- Given task: Copy out every line that contains the word "мелодико".

Records from a data source:
---
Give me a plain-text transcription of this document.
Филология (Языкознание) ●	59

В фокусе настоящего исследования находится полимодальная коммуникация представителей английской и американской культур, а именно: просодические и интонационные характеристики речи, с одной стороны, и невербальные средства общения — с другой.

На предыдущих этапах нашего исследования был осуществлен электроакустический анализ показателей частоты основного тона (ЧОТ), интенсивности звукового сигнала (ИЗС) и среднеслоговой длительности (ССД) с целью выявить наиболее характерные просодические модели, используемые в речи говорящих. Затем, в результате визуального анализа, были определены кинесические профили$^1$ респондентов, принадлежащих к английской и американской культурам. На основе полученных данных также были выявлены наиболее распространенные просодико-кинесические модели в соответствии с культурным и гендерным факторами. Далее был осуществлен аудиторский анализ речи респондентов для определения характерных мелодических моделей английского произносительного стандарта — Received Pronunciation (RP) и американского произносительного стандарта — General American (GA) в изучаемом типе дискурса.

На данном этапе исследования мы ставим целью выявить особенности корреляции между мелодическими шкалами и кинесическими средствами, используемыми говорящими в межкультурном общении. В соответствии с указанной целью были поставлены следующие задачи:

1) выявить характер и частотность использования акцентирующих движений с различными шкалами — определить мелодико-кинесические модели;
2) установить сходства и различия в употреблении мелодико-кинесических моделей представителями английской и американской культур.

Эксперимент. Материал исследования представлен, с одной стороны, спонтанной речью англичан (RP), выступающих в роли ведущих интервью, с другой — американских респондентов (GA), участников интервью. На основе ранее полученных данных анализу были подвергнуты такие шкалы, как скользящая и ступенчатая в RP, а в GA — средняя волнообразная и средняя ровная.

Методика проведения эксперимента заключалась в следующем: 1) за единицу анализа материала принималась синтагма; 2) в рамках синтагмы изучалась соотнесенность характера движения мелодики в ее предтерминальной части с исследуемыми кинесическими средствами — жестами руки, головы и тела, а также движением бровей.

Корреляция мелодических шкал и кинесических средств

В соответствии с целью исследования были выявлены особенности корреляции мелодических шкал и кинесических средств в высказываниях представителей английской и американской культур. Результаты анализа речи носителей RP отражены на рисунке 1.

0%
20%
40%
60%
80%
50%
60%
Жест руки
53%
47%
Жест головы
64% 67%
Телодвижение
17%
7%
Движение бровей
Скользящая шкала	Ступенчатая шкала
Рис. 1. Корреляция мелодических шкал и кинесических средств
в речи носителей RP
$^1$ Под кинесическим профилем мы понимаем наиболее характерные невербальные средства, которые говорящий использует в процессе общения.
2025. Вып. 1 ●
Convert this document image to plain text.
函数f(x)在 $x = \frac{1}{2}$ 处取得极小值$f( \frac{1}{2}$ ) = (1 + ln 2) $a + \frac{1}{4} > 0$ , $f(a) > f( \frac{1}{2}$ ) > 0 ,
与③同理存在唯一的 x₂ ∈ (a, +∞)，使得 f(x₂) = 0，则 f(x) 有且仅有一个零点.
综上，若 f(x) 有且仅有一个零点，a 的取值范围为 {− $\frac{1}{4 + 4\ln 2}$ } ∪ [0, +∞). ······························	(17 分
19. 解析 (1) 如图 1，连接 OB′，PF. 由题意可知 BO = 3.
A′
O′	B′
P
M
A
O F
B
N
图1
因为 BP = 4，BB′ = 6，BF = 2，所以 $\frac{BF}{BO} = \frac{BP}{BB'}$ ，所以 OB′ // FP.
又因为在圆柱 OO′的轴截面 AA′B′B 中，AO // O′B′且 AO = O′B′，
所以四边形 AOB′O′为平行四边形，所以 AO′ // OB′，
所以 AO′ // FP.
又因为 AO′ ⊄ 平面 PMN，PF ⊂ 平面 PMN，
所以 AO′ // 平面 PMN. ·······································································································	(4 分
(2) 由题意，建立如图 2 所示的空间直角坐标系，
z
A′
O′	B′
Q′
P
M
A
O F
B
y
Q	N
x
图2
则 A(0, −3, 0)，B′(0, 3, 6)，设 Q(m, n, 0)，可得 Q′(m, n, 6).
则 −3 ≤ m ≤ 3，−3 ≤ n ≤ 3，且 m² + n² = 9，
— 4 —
---
- The completed task:
1) выявить характер и частотность использования акцентирующих движений с различными шкалами — определить мелодико-кинесические модели;
2) установить сходства и различия в употреблении мелодико-кинесических моделей представителями английской и американской культур.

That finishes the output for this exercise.